═════ Extracted records ═════

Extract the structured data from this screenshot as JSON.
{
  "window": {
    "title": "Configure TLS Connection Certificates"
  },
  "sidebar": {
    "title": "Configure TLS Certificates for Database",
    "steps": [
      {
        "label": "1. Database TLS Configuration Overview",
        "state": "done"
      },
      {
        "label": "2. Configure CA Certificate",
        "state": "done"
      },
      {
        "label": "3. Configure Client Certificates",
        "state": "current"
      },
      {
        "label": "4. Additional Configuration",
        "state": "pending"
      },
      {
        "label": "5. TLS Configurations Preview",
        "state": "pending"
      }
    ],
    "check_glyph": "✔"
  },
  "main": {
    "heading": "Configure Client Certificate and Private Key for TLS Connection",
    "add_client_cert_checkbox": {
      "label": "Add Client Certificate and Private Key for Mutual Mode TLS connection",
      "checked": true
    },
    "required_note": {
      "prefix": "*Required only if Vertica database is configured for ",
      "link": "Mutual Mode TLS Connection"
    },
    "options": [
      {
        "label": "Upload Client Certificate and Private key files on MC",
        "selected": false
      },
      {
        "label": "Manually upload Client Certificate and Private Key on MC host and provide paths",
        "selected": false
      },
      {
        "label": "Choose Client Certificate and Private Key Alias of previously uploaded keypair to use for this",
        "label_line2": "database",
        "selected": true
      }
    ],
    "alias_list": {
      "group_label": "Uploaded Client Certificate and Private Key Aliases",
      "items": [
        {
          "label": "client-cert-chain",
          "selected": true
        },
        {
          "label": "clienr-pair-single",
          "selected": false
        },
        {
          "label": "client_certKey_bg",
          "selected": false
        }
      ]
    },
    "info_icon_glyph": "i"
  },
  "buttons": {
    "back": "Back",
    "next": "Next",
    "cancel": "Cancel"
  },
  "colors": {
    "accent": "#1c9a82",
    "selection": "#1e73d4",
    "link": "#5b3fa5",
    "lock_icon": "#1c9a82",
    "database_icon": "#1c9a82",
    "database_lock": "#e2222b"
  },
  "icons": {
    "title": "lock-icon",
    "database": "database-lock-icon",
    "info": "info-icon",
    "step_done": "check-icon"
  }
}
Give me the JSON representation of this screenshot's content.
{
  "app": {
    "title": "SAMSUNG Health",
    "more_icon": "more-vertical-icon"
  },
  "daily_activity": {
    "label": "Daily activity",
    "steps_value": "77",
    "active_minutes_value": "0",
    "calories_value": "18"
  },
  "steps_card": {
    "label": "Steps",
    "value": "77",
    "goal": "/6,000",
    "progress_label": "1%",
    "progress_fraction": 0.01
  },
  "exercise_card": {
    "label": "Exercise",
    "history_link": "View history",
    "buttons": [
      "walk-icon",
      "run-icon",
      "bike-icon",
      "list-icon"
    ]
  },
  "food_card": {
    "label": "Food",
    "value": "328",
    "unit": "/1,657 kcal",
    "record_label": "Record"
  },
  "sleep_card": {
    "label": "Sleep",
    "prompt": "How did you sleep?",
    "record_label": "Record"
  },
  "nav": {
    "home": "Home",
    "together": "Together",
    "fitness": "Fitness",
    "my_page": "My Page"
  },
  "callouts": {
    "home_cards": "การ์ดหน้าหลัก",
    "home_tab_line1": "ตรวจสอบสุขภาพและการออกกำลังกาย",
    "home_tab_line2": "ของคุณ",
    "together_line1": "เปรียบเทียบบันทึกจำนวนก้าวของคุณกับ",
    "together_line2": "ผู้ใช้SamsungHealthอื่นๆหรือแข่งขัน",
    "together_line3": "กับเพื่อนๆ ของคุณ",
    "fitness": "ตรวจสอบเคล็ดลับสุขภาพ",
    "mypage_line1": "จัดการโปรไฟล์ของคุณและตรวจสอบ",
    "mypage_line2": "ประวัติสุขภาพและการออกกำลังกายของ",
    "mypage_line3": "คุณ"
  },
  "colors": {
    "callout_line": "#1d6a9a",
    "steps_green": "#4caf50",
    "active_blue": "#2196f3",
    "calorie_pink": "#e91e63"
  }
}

═════

Which lines of the data include "Certificates"? Copy each of them.

Output of the exercise
    "title": "Configure TLS Connection Certificates"
    "title": "Configure TLS Certificates for Database",
        "label": "3. Configure Client Certificates",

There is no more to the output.